**Records provided**
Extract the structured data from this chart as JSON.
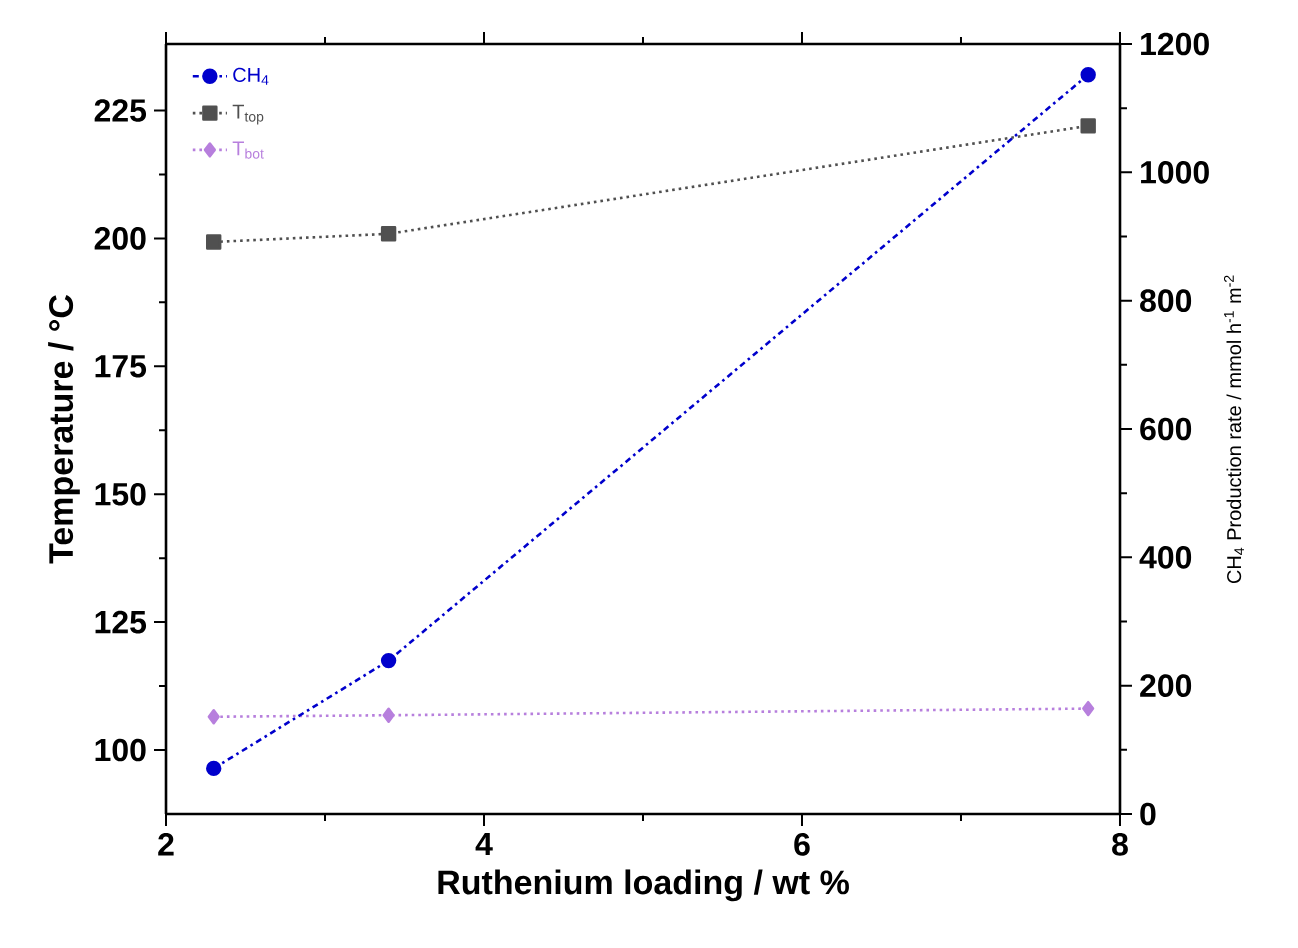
{
  "chart_data": {
    "type": "line",
    "xlabel": "Ruthenium loading / wt %",
    "ylabel": "Temperature / °C",
    "y2label": "CH$_{4}$ Production rate / mmol h$^{-1}$ m$^{-2}$",
    "x": [
      2.3,
      3.4,
      7.8
    ],
    "xlim": [
      2,
      8
    ],
    "xticks": [
      2,
      4,
      6,
      8
    ],
    "ylim": [
      87.5,
      238
    ],
    "yticks": [
      100,
      125,
      150,
      175,
      200,
      225
    ],
    "y2lim": [
      0,
      1200
    ],
    "y2ticks": [
      0,
      200,
      400,
      600,
      800,
      1000,
      1200
    ],
    "legend": "top left",
    "grid": false,
    "series": [
      {
        "name": "CH$_{4}$",
        "color": "#0000cc",
        "values": [
          71,
          239,
          1152
        ],
        "axis": "y2",
        "marker": "circle",
        "line_style": "dashdot"
      },
      {
        "name": "T$_{top}$",
        "color": "#505050",
        "values": [
          199.3,
          200.9,
          222
        ],
        "marker": "square",
        "line_style": "dotted"
      },
      {
        "name": "T$_{bot}$",
        "color": "#b77fdd",
        "values": [
          106.5,
          106.8,
          108.1
        ],
        "marker": "diamond",
        "line_style": "dotted"
      }
    ]
  }
}
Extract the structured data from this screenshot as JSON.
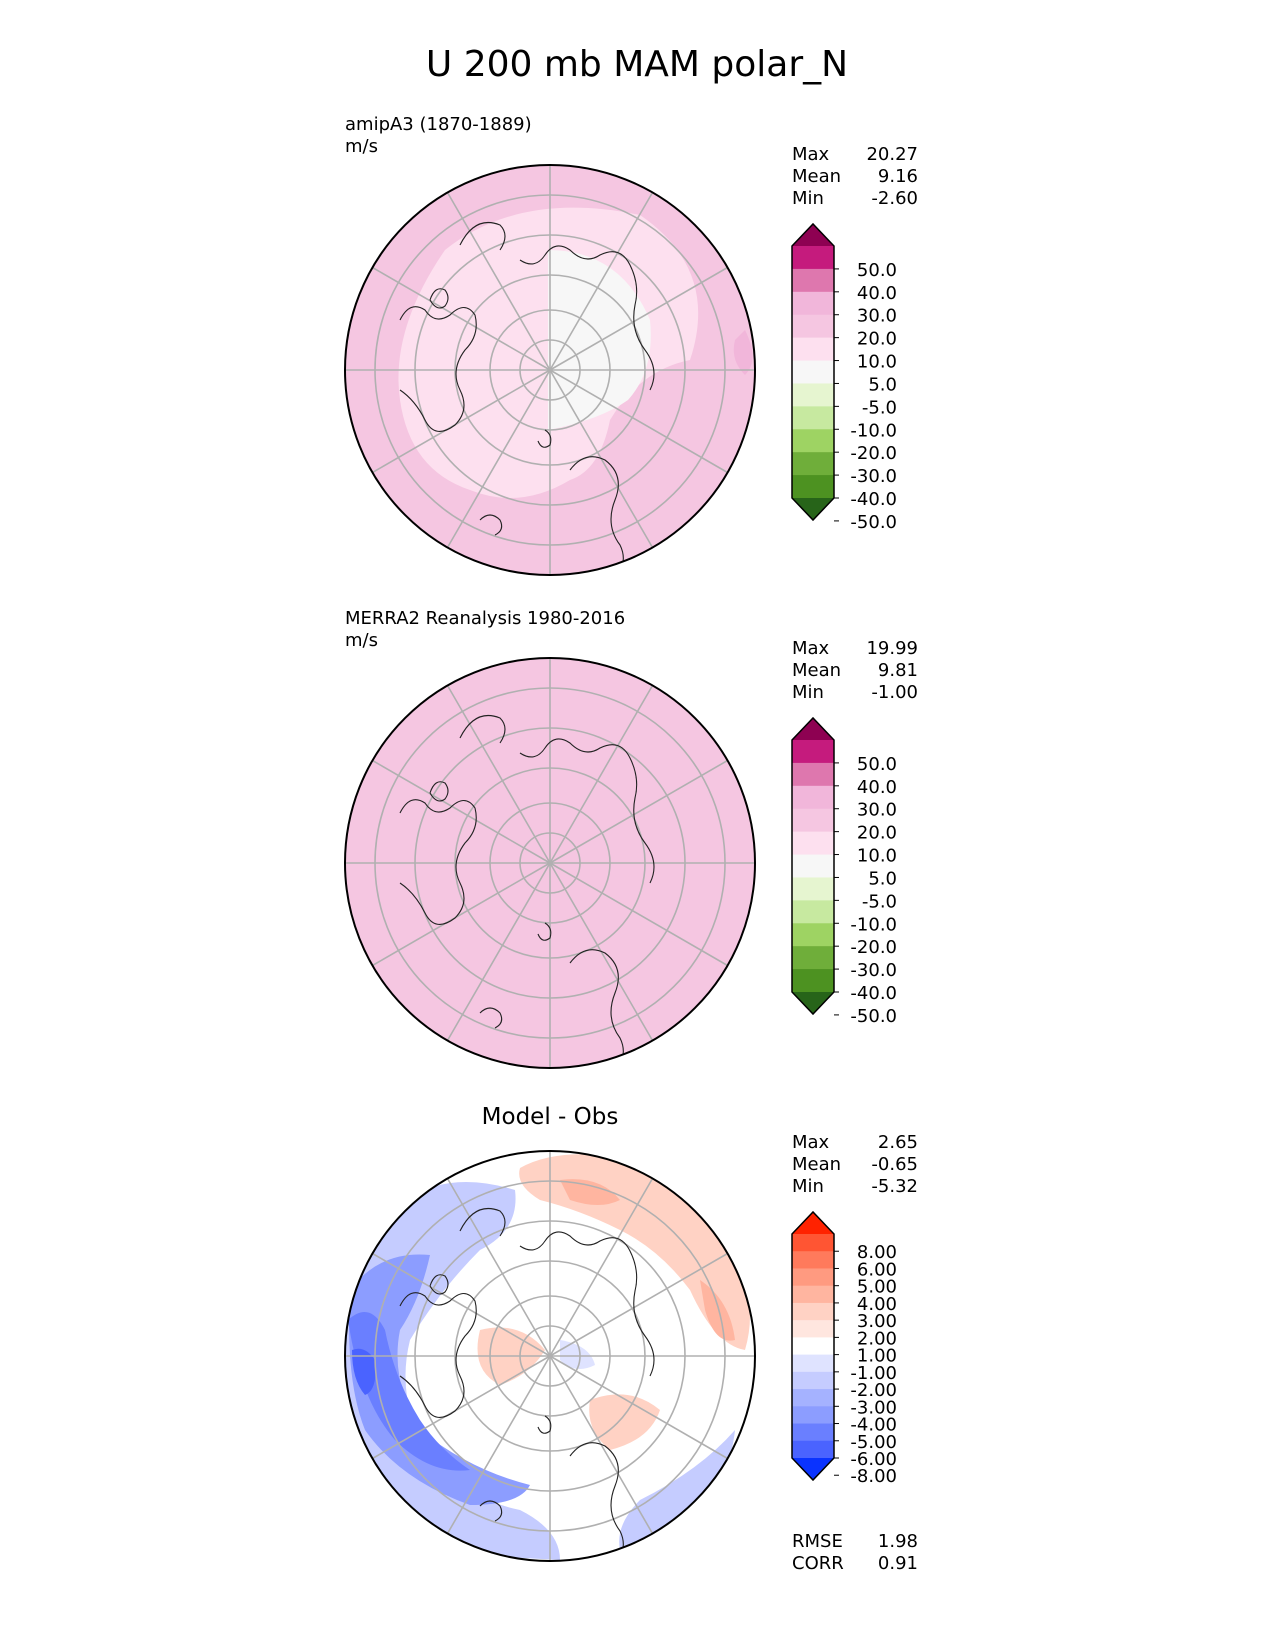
{
  "title": "U 200 mb MAM polar_N",
  "chart_data": [
    {
      "type": "heatmap",
      "projection": "north-polar-stereographic",
      "title": "",
      "subtitle_lines": [
        "amipA3 (1870-1889)",
        "m/s"
      ],
      "stats": [
        {
          "label": "Max",
          "value": "20.27"
        },
        {
          "label": "Mean",
          "value": "9.16"
        },
        {
          "label": "Min",
          "value": "-2.60"
        }
      ],
      "colorbar": {
        "extend": "both",
        "ticks": [
          "50.0",
          "40.0",
          "30.0",
          "20.0",
          "10.0",
          "5.0",
          "-5.0",
          "-10.0",
          "-20.0",
          "-30.0",
          "-40.0",
          "-50.0"
        ],
        "colors": [
          "#8e0152",
          "#c51b7d",
          "#de77ae",
          "#f1b6da",
          "#f5c6e1",
          "#fde0ef",
          "#f7f7f7",
          "#e6f5d0",
          "#c7e9a0",
          "#9ed363",
          "#6fae3a",
          "#4d9221",
          "#276419"
        ]
      }
    },
    {
      "type": "heatmap",
      "projection": "north-polar-stereographic",
      "title": "",
      "subtitle_lines": [
        "MERRA2 Reanalysis 1980-2016",
        "m/s"
      ],
      "stats": [
        {
          "label": "Max",
          "value": "19.99"
        },
        {
          "label": "Mean",
          "value": "9.81"
        },
        {
          "label": "Min",
          "value": "-1.00"
        }
      ],
      "colorbar": {
        "extend": "both",
        "ticks": [
          "50.0",
          "40.0",
          "30.0",
          "20.0",
          "10.0",
          "5.0",
          "-5.0",
          "-10.0",
          "-20.0",
          "-30.0",
          "-40.0",
          "-50.0"
        ],
        "colors": [
          "#8e0152",
          "#c51b7d",
          "#de77ae",
          "#f1b6da",
          "#f5c6e1",
          "#fde0ef",
          "#f7f7f7",
          "#e6f5d0",
          "#c7e9a0",
          "#9ed363",
          "#6fae3a",
          "#4d9221",
          "#276419"
        ]
      }
    },
    {
      "type": "heatmap",
      "projection": "north-polar-stereographic",
      "title": "Model - Obs",
      "subtitle_lines": [],
      "stats": [
        {
          "label": "Max",
          "value": "2.65"
        },
        {
          "label": "Mean",
          "value": "-0.65"
        },
        {
          "label": "Min",
          "value": "-5.32"
        }
      ],
      "bottom_stats": [
        {
          "label": "RMSE",
          "value": "1.98"
        },
        {
          "label": "CORR",
          "value": "0.91"
        }
      ],
      "colorbar": {
        "extend": "both",
        "ticks": [
          "8.00",
          "6.00",
          "5.00",
          "4.00",
          "3.00",
          "2.00",
          "1.00",
          "-1.00",
          "-2.00",
          "-3.00",
          "-4.00",
          "-5.00",
          "-6.00",
          "-8.00"
        ],
        "colors": [
          "#ff2200",
          "#ff5533",
          "#ff7a5c",
          "#ff9a80",
          "#ffb5a0",
          "#ffd2c4",
          "#ffe6df",
          "#ffffff",
          "#dfe3ff",
          "#c5ccff",
          "#a5b2ff",
          "#8c9dff",
          "#6a7fff",
          "#4a63ff",
          "#0a33ff"
        ]
      }
    }
  ]
}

**What needs to be done**
Copy each line from the data above that includes "this".

**Correct output**
Extract the structured data from this chart as JSON.
Extract the structured data from this screenshot as JSON.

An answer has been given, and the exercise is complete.